Aim: Go through the data below. List every line that holds the word "rencontre".
----------------
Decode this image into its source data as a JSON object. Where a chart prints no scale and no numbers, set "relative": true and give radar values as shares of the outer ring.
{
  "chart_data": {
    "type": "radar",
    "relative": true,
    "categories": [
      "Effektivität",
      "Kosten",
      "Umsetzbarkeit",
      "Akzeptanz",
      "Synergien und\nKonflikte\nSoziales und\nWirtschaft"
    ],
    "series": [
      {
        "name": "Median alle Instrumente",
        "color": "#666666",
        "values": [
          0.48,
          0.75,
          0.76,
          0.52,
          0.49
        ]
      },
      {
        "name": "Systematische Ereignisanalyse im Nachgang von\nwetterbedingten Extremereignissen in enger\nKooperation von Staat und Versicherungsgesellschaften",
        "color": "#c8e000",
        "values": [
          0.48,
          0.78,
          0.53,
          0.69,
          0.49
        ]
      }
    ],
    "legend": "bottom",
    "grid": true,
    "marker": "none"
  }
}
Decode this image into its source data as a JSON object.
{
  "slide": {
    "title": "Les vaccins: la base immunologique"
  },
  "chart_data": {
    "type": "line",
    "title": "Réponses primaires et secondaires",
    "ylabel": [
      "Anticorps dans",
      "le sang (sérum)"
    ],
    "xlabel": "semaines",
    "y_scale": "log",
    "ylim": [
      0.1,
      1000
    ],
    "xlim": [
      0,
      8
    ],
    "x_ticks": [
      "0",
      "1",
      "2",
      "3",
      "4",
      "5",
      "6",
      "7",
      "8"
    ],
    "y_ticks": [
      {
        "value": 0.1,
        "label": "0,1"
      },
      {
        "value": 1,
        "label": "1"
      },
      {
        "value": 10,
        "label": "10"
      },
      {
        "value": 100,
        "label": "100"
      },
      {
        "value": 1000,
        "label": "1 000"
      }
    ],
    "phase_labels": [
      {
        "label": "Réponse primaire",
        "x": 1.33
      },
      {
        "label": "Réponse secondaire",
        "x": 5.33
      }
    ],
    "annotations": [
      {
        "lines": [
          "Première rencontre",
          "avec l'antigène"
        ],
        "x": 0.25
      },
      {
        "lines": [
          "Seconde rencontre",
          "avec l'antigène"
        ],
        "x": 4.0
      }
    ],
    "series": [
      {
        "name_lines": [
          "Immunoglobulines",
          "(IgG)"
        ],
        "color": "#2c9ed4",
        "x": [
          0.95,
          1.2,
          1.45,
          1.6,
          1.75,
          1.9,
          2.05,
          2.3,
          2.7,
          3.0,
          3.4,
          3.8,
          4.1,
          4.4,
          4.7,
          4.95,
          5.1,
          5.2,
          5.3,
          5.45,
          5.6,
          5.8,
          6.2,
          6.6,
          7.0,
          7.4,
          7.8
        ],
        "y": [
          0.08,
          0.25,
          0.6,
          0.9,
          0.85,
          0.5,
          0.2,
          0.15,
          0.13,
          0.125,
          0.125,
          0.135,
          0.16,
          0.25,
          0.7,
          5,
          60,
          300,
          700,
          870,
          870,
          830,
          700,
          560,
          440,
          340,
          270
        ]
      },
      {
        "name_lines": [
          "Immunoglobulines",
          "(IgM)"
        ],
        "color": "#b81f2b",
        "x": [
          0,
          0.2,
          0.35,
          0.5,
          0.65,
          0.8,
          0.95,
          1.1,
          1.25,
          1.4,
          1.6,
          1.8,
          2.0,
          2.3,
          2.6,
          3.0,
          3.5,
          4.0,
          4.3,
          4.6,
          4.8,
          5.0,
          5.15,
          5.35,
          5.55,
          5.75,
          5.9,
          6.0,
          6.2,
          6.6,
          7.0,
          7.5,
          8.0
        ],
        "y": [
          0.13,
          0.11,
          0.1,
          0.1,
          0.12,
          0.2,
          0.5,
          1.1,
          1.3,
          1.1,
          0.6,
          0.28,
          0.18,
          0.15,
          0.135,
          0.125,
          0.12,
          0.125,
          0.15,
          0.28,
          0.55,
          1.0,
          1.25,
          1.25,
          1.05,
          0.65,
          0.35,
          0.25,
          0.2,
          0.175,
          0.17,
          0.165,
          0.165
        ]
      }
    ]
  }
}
----------------
Exercise output:
          "Première rencontre",
          "Seconde rencontre",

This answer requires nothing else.